PROBLEM TO WORK ON:
Please output the lines shown below exactly as they appear.

EXCERPTED DATA:

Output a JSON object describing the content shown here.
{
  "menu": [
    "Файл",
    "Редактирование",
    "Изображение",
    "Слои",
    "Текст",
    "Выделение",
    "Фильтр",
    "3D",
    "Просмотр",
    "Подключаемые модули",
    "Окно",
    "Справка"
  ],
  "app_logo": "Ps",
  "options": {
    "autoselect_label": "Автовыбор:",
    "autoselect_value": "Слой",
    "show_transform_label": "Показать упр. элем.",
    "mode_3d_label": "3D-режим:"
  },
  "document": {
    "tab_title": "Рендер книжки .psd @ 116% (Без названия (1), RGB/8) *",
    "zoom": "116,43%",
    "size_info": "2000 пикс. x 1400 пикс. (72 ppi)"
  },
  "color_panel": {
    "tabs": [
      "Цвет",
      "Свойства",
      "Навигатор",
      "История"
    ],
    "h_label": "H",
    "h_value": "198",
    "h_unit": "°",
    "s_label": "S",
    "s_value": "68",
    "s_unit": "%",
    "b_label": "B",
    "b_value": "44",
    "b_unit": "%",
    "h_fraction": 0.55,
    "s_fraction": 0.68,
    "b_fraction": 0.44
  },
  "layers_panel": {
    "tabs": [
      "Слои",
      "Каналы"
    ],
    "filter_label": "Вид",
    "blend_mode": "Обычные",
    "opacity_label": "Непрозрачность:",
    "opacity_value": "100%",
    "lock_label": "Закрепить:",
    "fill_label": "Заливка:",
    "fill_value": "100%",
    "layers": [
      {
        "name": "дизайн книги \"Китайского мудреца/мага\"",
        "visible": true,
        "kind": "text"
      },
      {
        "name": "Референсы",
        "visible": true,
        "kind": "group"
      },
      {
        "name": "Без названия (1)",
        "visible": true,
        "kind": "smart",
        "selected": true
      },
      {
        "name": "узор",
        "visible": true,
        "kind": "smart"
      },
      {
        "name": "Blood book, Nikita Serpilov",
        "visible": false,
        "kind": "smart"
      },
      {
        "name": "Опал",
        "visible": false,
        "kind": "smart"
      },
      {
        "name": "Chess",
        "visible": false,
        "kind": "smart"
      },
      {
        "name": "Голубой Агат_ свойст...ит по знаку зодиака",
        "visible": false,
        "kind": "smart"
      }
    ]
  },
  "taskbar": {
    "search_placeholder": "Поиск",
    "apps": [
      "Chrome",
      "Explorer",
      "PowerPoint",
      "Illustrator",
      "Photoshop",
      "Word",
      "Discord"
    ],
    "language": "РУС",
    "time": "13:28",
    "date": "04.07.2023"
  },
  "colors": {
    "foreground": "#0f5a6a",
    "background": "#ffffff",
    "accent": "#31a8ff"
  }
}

TASK RESPONSE:
Output a JSON object describing the content shown here.
{
  "menu": [
    "Файл",
    "Редактирование",
    "Изображение",
    "Слои",
    "Текст",
    "Выделение",
    "Фильтр",
    "3D",
    "Просмотр",
    "Подключаемые модули",
    "Окно",
    "Справка"
  ],
  "app_logo": "Ps",
  "options": {
    "autoselect_label": "Автовыбор:",
    "autoselect_value": "Слой",
    "show_transform_label": "Показать упр. элем.",
    "mode_3d_label": "3D-режим:"
  },
  "document": {
    "tab_title": "Рендер книжки .psd @ 116% (Без названия (1), RGB/8) *",
    "zoom": "116,43%",
    "size_info": "2000 пикс. x 1400 пикс. (72 ppi)"
  },
  "color_panel": {
    "tabs": [
      "Цвет",
      "Свойства",
      "Навигатор",
      "История"
    ],
    "h_label": "H",
    "h_value": "198",
    "h_unit": "°",
    "s_label": "S",
    "s_value": "68",
    "s_unit": "%",
    "b_label": "B",
    "b_value": "44",
    "b_unit": "%",
    "h_fraction": 0.55,
    "s_fraction": 0.68,
    "b_fraction": 0.44
  },
  "layers_panel": {
    "tabs": [
      "Слои",
      "Каналы"
    ],
    "filter_label": "Вид",
    "blend_mode": "Обычные",
    "opacity_label": "Непрозрачность:",
    "opacity_value": "100%",
    "lock_label": "Закрепить:",
    "fill_label": "Заливка:",
    "fill_value": "100%",
    "layers": [
      {
        "name": "дизайн книги \"Китайского мудреца/мага\"",
        "visible": true,
        "kind": "text"
      },
      {
        "name": "Референсы",
        "visible": true,
        "kind": "group"
      },
      {
        "name": "Без названия (1)",
        "visible": true,
        "kind": "smart",
        "selected": true
      },
      {
        "name": "узор",
        "visible": true,
        "kind": "smart"
      },
      {
        "name": "Blood book, Nikita Serpilov",
        "visible": false,
        "kind": "smart"
      },
      {
        "name": "Опал",
        "visible": false,
        "kind": "smart"
      },
      {
        "name": "Chess",
        "visible": false,
        "kind": "smart"
      },
      {
        "name": "Голубой Агат_ свойст...ит по знаку зодиака",
        "visible": false,
        "kind": "smart"
      }
    ]
  },
  "taskbar": {
    "search_placeholder": "Поиск",
    "apps": [
      "Chrome",
      "Explorer",
      "PowerPoint",
      "Illustrator",
      "Photoshop",
      "Word",
      "Discord"
    ],
    "language": "РУС",
    "time": "13:28",
    "date": "04.07.2023"
  },
  "colors": {
    "foreground": "#0f5a6a",
    "background": "#ffffff",
    "accent": "#31a8ff"
  }
}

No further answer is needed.